* _Required actions_:
A. According to the Backcountry Super Cubs article, in which town is the company based?
B. Name every person mentioned in the Backcountry Super Cubs article.

===== Excerpt to read =====

Backcountry Super Cubs LLC
- Company type: Privately held company
- Industry: Aerospace
- Founded: 1998
- Headquarters: United States
- Key people: Manager: Bob Lutz
- Products: Kit aircraft
- Owner: Bruce Reed, Jason Sanchez and Joe Trujillo
- Website: www.supercub.com

= Backcountry Super Cubs =

American homebuilt aircraft manufacturer

Backcountry Super Cubs LLC is an American aircraft manufacturer based in Douglas, Wyoming. The company specializes in the design and manufacture of bush aircraft in the form of kits for amateur construction.

==Personnel==
The company is owned by Bruce Reed, Jason Sanchez and Joe Trujillo. The manager is Bob Lutz.

==History==
The company was founded in 1998 as Smith Aviation, near London, Ontario, Canada producing kit aircraft. In January 2006, Smith Aviation was sold and moved to Wyoming, United States and the name was changed to Turbine Cubs of Wyoming, LLC. In 2009 the name was changed to Backcountry Super Cubs LLC, reflecting the lack of suitable turbine engines available for the aircraft.

Wayne Mackey of Miles City, Montana designed the Backcountry Super Cubs Mackey SQ2 in 2008. Being an experienced Piper PA-18 Super Cub operator Mackey incorporated dozens of changes into the original Piper design to produce the new model.

===== Given data =====

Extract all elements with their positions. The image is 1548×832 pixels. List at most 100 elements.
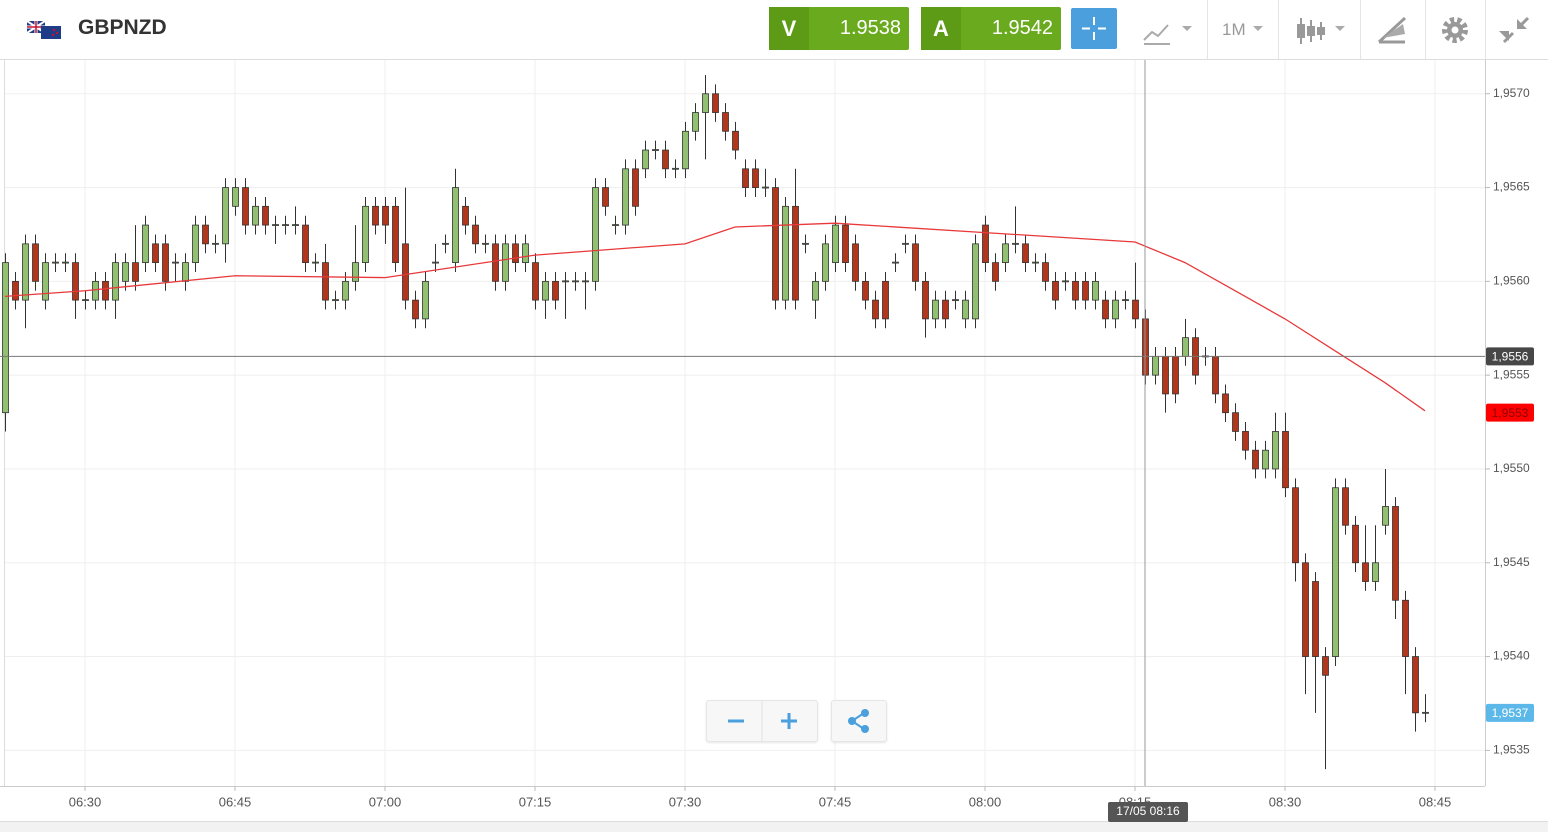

=====

* _Results_:
A. Douglas, Wyoming.

B. Bob Lutz, Bruce Reed, Jason Sanchez, Joe Trujillo, Wayne Mackey